- THE TASK: Copy out all lines that hold "coin".

- DATA FOR THIS TASK:
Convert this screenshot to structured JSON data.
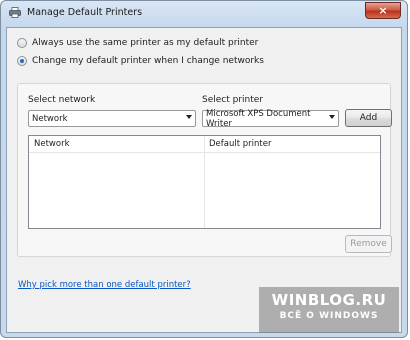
{
  "window": {
    "title": "Manage Default Printers",
    "close_glyph": "×"
  },
  "options": [
    {
      "label": "Always use the same printer as my default printer",
      "checked": false
    },
    {
      "label": "Change my default printer when I change networks",
      "checked": true
    }
  ],
  "form": {
    "network_label": "Select network",
    "network_value": "Network",
    "printer_label": "Select printer",
    "printer_value": "Microsoft XPS Document Writer",
    "add_label": "Add"
  },
  "table": {
    "columns": [
      "Network",
      "Default printer"
    ],
    "rows": []
  },
  "remove_label": "Remove",
  "help_link": "Why pick more than one default printer?",
  "watermark": {
    "title": "WINBLOG.RU",
    "subtitle": "ВСЁ О WINDOWS"
  }
}
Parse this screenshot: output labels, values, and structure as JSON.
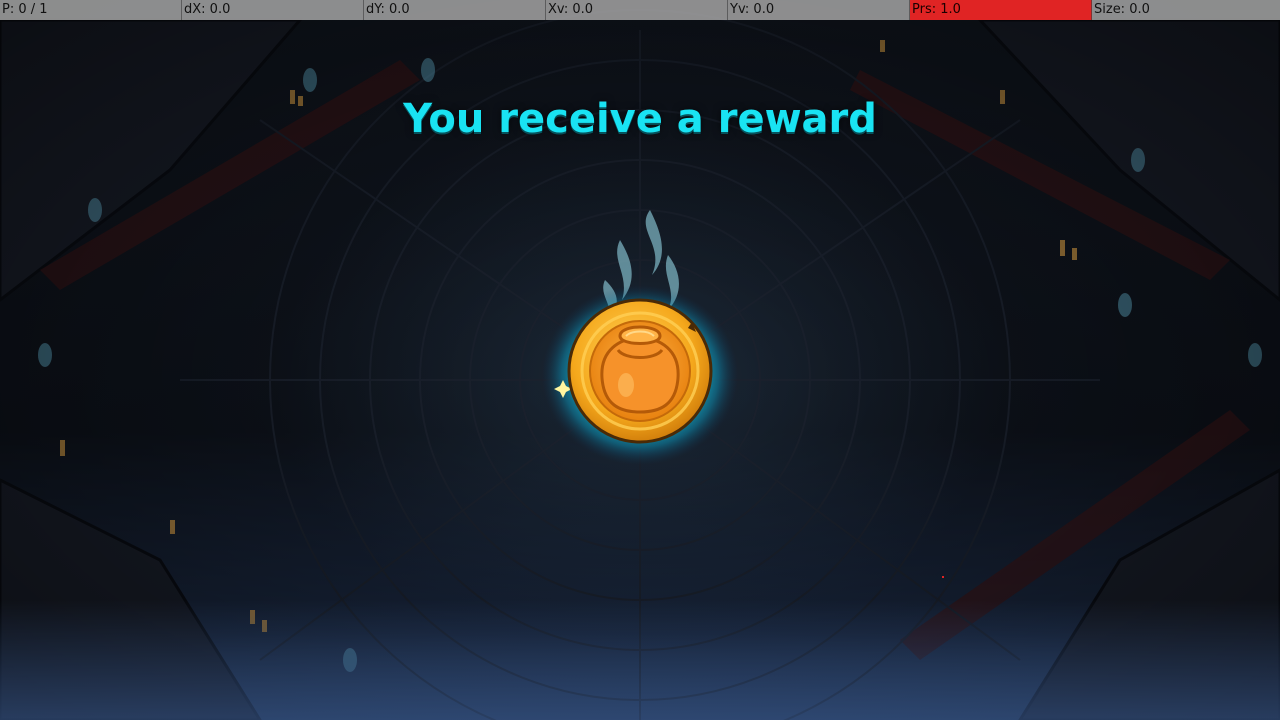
{
  "debug": {
    "pointer": "P: 0 / 1",
    "dx": "dX: 0.0",
    "dy": "dY: 0.0",
    "xv": "Xv: 0.0",
    "yv": "Yv: 0.0",
    "prs": "Prs: 1.0",
    "size": "Size: 0.0"
  },
  "reward": {
    "title": "You receive a reward",
    "item_icon": "gold-coin-sack-icon"
  },
  "colors": {
    "title": "#19e3f3",
    "coin": "#f5a81c",
    "glow": "#18d8f0",
    "debug_highlight": "#e02424"
  }
}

- FINAL RESULT:
    "item_icon": "gold-coin-sack-icon"
    "coin": "#f5a81c",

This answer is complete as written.